### Task to complete:
Copy each line that contains the word "Medium".

===== Records for processing

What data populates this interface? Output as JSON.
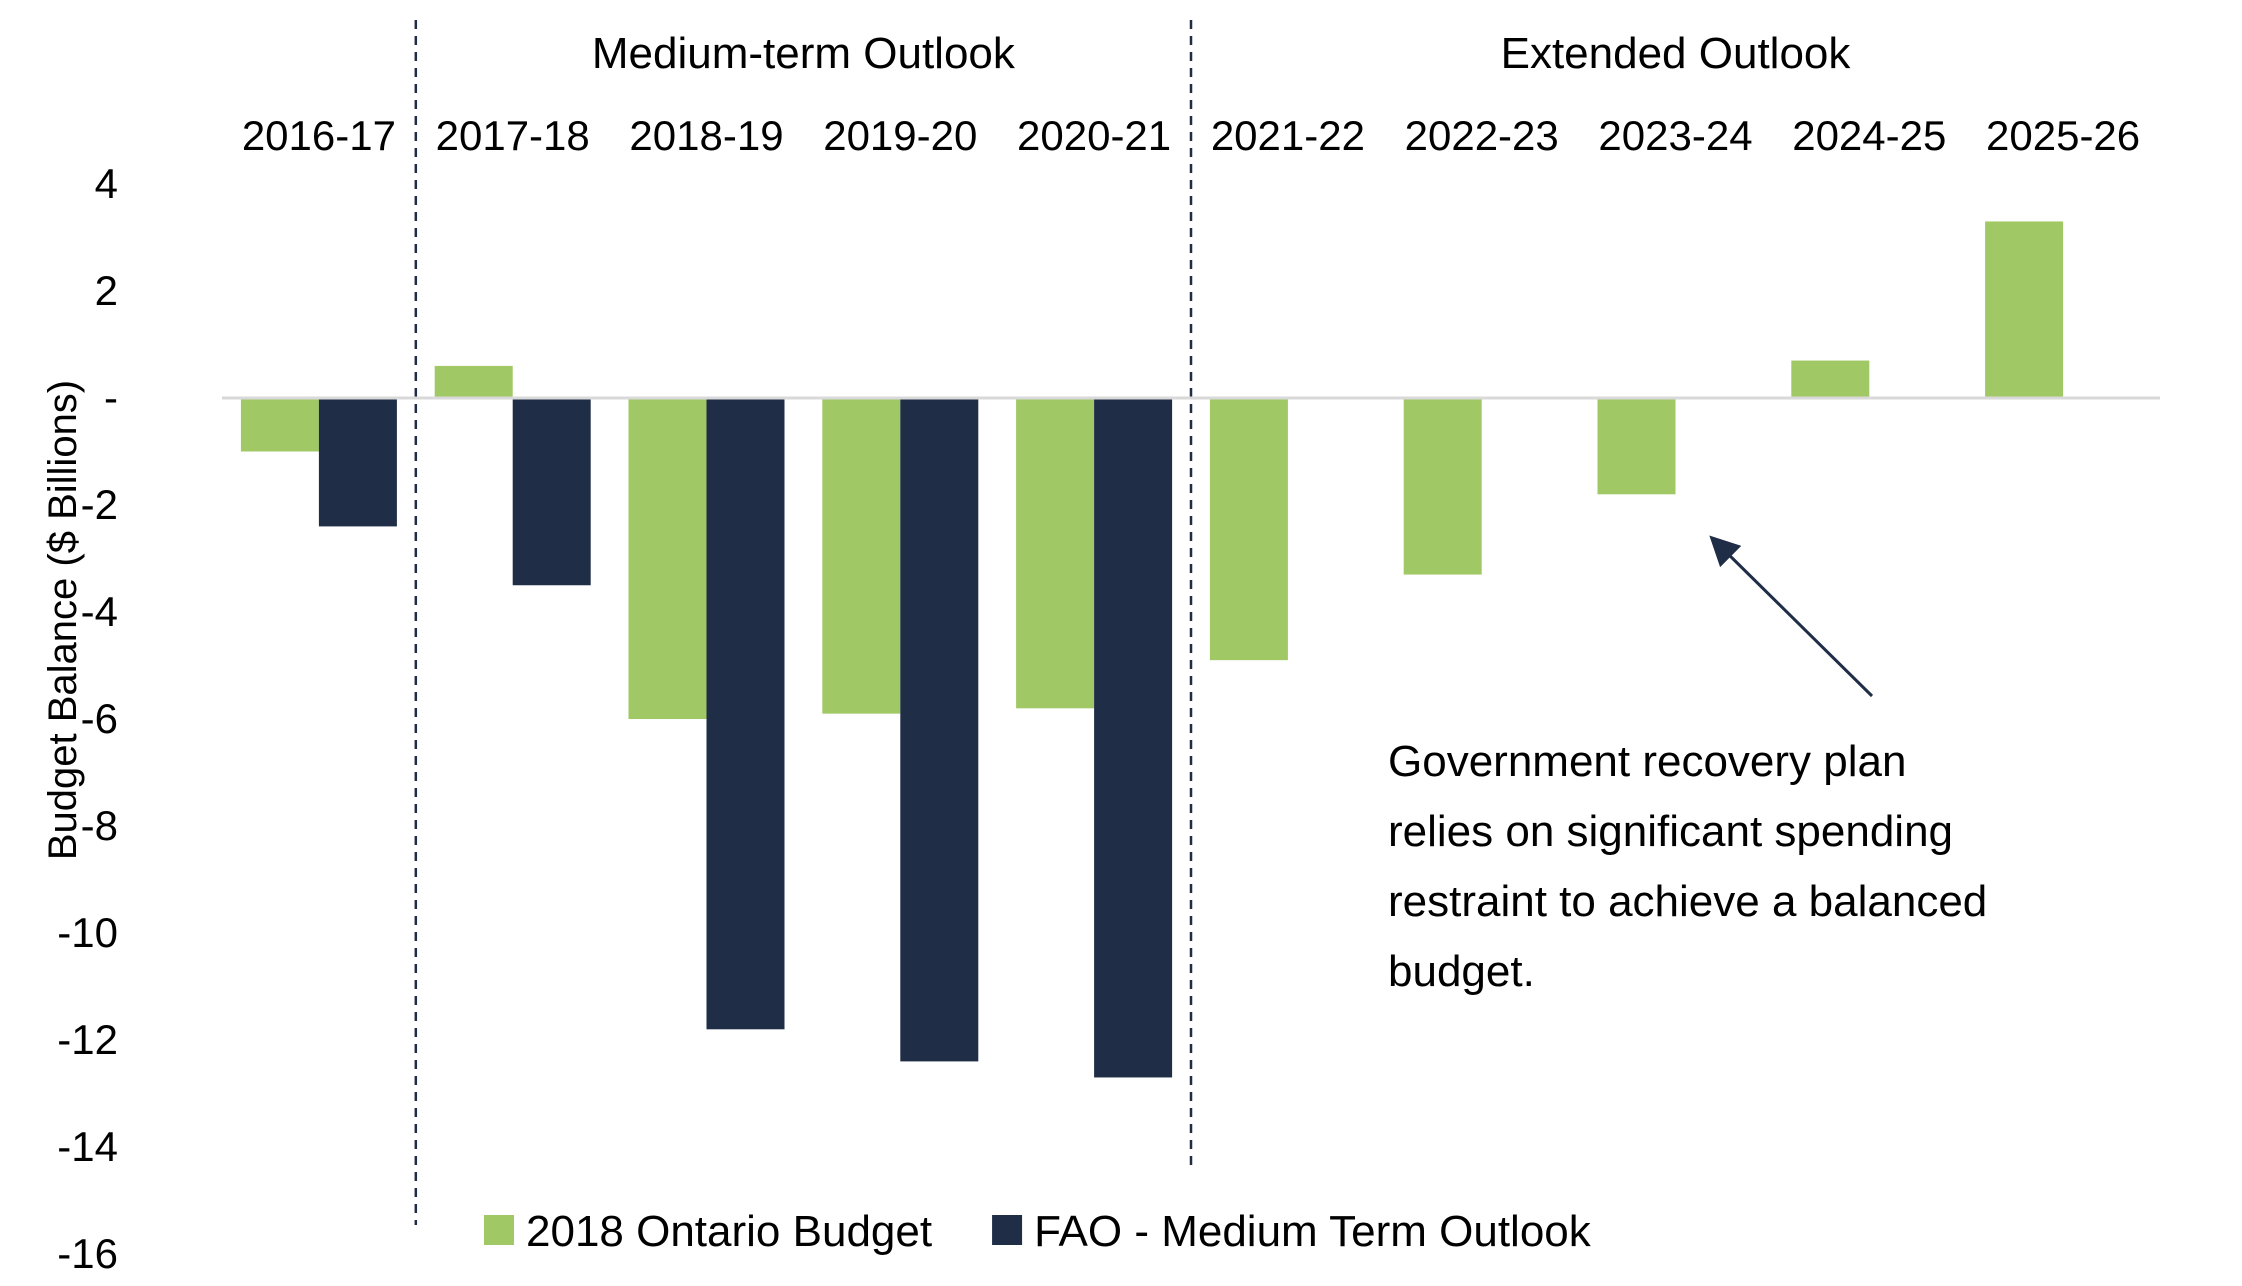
{
  "chart_data": {
    "type": "bar",
    "ylabel": "Budget Balance ($ Billions)",
    "xlabel": "",
    "ylim": [
      -16,
      4
    ],
    "yticks": [
      4,
      2,
      0,
      -2,
      -4,
      -6,
      -8,
      -10,
      -12,
      -14,
      -16
    ],
    "ytick_labels": [
      "4",
      "2",
      "-",
      "-2",
      "-4",
      "-6",
      "-8",
      "-10",
      "-12",
      "-14",
      "-16"
    ],
    "categories": [
      "2016-17",
      "2017-18",
      "2018-19",
      "2019-20",
      "2020-21",
      "2021-22",
      "2022-23",
      "2023-24",
      "2024-25",
      "2025-26"
    ],
    "series": [
      {
        "name": "2018 Ontario Budget",
        "color": "#a0c865",
        "values": [
          -1.0,
          0.6,
          -6.0,
          -5.9,
          -5.8,
          -4.9,
          -3.3,
          -1.8,
          0.7,
          3.3
        ]
      },
      {
        "name": "FAO - Medium Term Outlook",
        "color": "#1f2d47",
        "values": [
          -2.4,
          -3.5,
          -11.8,
          -12.4,
          -12.7,
          null,
          null,
          null,
          null,
          null
        ]
      }
    ],
    "sections": [
      {
        "label": "Medium-term Outlook",
        "from": 1,
        "to": 4
      },
      {
        "label": "Extended Outlook",
        "from": 5,
        "to": 9
      }
    ],
    "annotation": {
      "lines": [
        "Government recovery plan",
        "relies on significant spending",
        "restraint to achieve a balanced",
        "budget."
      ],
      "points_to_category": "2023-24"
    },
    "legend_position": "bottom",
    "grid": false
  }
}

==========

### Task result:
        "name": "FAO - Medium Term Outlook",
        "label": "Medium-term Outlook",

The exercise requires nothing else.